*ITEMS*:
-------

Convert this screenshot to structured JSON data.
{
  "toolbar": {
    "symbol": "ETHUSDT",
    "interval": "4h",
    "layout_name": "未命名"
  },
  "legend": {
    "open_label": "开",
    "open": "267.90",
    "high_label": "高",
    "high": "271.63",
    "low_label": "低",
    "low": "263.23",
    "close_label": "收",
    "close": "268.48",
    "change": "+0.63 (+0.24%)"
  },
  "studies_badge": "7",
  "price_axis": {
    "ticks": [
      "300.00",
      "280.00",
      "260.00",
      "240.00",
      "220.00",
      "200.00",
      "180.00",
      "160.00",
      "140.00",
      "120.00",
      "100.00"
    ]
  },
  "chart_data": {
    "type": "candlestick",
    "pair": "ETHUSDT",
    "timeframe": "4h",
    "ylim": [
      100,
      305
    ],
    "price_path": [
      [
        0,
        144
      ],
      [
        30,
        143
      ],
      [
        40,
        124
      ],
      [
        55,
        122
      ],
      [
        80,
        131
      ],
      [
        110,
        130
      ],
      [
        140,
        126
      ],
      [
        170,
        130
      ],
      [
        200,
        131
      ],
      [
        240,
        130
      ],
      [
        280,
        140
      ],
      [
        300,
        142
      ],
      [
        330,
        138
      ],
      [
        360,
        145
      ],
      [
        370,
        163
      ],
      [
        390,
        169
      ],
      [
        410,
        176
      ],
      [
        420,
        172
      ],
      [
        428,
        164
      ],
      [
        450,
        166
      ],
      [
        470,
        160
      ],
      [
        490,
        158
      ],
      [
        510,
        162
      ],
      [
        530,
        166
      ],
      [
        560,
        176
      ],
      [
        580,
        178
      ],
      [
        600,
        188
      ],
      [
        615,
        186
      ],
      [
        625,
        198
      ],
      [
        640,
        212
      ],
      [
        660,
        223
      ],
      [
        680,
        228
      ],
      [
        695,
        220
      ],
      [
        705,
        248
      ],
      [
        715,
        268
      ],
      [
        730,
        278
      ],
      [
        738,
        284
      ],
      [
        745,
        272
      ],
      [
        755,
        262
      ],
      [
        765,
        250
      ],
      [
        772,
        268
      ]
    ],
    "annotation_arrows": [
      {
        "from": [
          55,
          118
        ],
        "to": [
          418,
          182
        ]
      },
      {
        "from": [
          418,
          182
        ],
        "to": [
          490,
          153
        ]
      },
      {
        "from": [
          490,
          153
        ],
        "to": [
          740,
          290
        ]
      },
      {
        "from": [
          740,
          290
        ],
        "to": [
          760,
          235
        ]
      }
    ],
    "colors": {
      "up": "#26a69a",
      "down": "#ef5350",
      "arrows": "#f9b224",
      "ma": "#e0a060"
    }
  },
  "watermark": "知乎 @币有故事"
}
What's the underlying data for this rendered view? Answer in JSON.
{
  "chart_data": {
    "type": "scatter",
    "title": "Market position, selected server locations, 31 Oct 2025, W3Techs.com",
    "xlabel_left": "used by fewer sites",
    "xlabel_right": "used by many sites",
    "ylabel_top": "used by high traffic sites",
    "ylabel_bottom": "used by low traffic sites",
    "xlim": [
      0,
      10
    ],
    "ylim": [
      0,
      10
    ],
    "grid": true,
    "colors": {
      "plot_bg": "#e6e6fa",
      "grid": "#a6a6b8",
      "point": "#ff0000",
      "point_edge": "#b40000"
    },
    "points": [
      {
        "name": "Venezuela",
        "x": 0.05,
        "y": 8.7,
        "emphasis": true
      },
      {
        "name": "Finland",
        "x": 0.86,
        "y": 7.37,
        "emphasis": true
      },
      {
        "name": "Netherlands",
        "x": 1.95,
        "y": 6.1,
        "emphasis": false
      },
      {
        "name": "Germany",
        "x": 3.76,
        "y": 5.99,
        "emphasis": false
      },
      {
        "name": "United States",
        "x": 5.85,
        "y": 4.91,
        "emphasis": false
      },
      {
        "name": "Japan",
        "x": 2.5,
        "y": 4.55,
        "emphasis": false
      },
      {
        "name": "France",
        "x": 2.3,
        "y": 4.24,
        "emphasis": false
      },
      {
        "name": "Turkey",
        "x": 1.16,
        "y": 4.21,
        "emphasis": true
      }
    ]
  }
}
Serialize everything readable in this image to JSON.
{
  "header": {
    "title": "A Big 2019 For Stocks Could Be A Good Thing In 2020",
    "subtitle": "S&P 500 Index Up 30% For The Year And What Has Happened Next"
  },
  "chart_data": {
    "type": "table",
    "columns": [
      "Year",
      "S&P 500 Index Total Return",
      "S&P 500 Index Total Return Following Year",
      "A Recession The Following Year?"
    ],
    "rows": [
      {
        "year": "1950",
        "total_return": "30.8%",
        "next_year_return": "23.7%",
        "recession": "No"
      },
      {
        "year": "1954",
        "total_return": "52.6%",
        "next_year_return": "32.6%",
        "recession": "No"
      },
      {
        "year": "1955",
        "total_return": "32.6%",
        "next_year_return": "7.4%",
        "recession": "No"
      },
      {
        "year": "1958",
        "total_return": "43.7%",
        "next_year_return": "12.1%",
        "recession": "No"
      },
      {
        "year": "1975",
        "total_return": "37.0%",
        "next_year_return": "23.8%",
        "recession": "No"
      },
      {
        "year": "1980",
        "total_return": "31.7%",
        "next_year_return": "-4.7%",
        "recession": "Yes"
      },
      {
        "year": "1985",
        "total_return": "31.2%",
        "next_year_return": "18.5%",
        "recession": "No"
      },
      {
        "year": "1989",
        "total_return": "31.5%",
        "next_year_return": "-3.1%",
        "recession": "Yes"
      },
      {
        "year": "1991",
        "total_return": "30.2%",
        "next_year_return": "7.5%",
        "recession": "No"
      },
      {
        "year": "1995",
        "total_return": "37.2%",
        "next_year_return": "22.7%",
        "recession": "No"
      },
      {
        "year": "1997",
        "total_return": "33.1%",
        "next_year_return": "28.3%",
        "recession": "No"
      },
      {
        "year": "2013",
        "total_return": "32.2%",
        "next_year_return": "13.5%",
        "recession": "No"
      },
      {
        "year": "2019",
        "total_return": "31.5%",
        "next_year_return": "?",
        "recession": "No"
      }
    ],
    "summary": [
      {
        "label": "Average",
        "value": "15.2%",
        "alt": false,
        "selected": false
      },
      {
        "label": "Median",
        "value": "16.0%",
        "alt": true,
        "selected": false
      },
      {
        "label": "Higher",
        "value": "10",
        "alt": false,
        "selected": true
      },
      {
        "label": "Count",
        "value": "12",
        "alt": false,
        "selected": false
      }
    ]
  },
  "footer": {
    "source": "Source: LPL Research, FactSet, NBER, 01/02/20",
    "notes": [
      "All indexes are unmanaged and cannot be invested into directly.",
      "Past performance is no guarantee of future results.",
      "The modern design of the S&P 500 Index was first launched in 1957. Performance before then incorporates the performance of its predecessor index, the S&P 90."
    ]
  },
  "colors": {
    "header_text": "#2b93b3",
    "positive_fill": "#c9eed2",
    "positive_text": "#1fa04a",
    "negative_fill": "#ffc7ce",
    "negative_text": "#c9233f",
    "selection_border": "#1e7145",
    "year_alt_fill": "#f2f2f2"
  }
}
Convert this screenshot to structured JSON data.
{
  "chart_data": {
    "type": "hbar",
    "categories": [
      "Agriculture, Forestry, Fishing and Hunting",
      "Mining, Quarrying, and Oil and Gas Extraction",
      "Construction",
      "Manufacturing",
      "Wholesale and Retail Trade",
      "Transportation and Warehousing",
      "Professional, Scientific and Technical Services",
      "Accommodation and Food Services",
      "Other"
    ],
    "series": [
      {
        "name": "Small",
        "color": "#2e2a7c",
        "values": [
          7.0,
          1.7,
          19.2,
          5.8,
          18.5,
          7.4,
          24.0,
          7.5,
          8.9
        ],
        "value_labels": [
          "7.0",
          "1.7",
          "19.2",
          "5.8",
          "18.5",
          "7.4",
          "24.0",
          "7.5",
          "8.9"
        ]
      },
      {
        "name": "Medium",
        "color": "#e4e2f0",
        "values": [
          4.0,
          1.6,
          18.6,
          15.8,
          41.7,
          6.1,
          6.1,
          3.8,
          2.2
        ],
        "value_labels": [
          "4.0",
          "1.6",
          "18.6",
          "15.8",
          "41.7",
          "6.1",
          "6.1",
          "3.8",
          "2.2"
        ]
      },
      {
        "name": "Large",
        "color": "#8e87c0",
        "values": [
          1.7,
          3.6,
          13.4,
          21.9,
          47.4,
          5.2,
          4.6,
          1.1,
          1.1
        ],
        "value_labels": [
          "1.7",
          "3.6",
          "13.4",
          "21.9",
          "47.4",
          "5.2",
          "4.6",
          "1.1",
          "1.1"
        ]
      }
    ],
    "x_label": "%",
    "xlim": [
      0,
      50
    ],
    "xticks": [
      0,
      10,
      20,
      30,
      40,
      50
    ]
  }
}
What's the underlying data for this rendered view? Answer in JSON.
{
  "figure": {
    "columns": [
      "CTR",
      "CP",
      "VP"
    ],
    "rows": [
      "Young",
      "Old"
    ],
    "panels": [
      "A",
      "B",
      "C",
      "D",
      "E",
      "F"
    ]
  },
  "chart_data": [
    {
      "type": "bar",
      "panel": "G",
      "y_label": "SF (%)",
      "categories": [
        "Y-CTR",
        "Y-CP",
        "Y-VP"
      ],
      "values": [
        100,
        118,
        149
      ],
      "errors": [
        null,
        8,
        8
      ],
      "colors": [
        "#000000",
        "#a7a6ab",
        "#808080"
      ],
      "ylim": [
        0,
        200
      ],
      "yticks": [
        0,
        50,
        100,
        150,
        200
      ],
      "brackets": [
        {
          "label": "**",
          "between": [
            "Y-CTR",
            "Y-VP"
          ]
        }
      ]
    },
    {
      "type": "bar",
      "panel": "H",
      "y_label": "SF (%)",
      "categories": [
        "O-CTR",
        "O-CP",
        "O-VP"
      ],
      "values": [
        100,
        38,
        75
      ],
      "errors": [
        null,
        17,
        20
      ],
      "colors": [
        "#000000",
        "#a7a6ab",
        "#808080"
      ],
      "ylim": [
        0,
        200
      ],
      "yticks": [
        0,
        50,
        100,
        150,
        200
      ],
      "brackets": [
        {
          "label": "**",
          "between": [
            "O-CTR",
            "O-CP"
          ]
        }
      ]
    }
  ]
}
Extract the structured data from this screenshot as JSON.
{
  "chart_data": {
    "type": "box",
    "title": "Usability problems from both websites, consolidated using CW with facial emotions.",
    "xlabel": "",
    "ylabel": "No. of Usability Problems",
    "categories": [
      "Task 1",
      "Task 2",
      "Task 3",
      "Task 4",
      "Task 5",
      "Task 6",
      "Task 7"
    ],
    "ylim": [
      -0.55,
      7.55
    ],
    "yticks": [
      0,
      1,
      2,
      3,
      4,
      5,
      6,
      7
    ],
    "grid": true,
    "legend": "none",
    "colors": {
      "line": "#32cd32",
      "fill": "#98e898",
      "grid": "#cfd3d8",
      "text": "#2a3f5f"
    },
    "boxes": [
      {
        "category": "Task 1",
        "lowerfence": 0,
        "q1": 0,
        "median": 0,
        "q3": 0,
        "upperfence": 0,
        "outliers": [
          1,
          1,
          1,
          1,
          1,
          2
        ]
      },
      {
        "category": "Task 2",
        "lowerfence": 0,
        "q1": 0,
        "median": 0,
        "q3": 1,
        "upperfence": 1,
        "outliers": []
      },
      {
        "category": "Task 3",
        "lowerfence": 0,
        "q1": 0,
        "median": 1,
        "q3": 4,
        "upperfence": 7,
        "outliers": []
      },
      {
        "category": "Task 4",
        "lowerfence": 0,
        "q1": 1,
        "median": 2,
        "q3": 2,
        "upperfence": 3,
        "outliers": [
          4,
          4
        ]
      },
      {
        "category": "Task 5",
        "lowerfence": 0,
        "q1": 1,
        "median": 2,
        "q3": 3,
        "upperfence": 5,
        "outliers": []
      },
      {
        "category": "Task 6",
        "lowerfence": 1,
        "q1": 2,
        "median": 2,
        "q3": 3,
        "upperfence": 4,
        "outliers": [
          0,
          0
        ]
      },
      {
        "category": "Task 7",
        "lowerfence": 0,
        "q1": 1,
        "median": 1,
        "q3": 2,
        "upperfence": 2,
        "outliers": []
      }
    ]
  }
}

-------

*WHAT IS REQUIRED*: Copy exactly the line containing "Extract the structured" and every line after it, ending with the last line of the records above.

*ANSWER*:
Extract the structured data from this screenshot as JSON.
{
  "chart_data": {
    "type": "box",
    "title": "Usability problems from both websites, consolidated using CW with facial emotions.",
    "xlabel": "",
    "ylabel": "No. of Usability Problems",
    "categories": [
      "Task 1",
      "Task 2",
      "Task 3",
      "Task 4",
      "Task 5",
      "Task 6",
      "Task 7"
    ],
    "ylim": [
      -0.55,
      7.55
    ],
    "yticks": [
      0,
      1,
      2,
      3,
      4,
      5,
      6,
      7
    ],
    "grid": true,
    "legend": "none",
    "colors": {
      "line": "#32cd32",
      "fill": "#98e898",
      "grid": "#cfd3d8",
      "text": "#2a3f5f"
    },
    "boxes": [
      {
        "category": "Task 1",
        "lowerfence": 0,
        "q1": 0,
        "median": 0,
        "q3": 0,
        "upperfence": 0,
        "outliers": [
          1,
          1,
          1,
          1,
          1,
          2
        ]
      },
      {
        "category": "Task 2",
        "lowerfence": 0,
        "q1": 0,
        "median": 0,
        "q3": 1,
        "upperfence": 1,
        "outliers": []
      },
      {
        "category": "Task 3",
        "lowerfence": 0,
        "q1": 0,
        "median": 1,
        "q3": 4,
        "upperfence": 7,
        "outliers": []
      },
      {
        "category": "Task 4",
        "lowerfence": 0,
        "q1": 1,
        "median": 2,
        "q3": 2,
        "upperfence": 3,
        "outliers": [
          4,
          4
        ]
      },
      {
        "category": "Task 5",
        "lowerfence": 0,
        "q1": 1,
        "median": 2,
        "q3": 3,
        "upperfence": 5,
        "outliers": []
      },
      {
        "category": "Task 6",
        "lowerfence": 1,
        "q1": 2,
        "median": 2,
        "q3": 3,
        "upperfence": 4,
        "outliers": [
          0,
          0
        ]
      },
      {
        "category": "Task 7",
        "lowerfence": 0,
        "q1": 1,
        "median": 1,
        "q3": 2,
        "upperfence": 2,
        "outliers": []
      }
    ]
  }
}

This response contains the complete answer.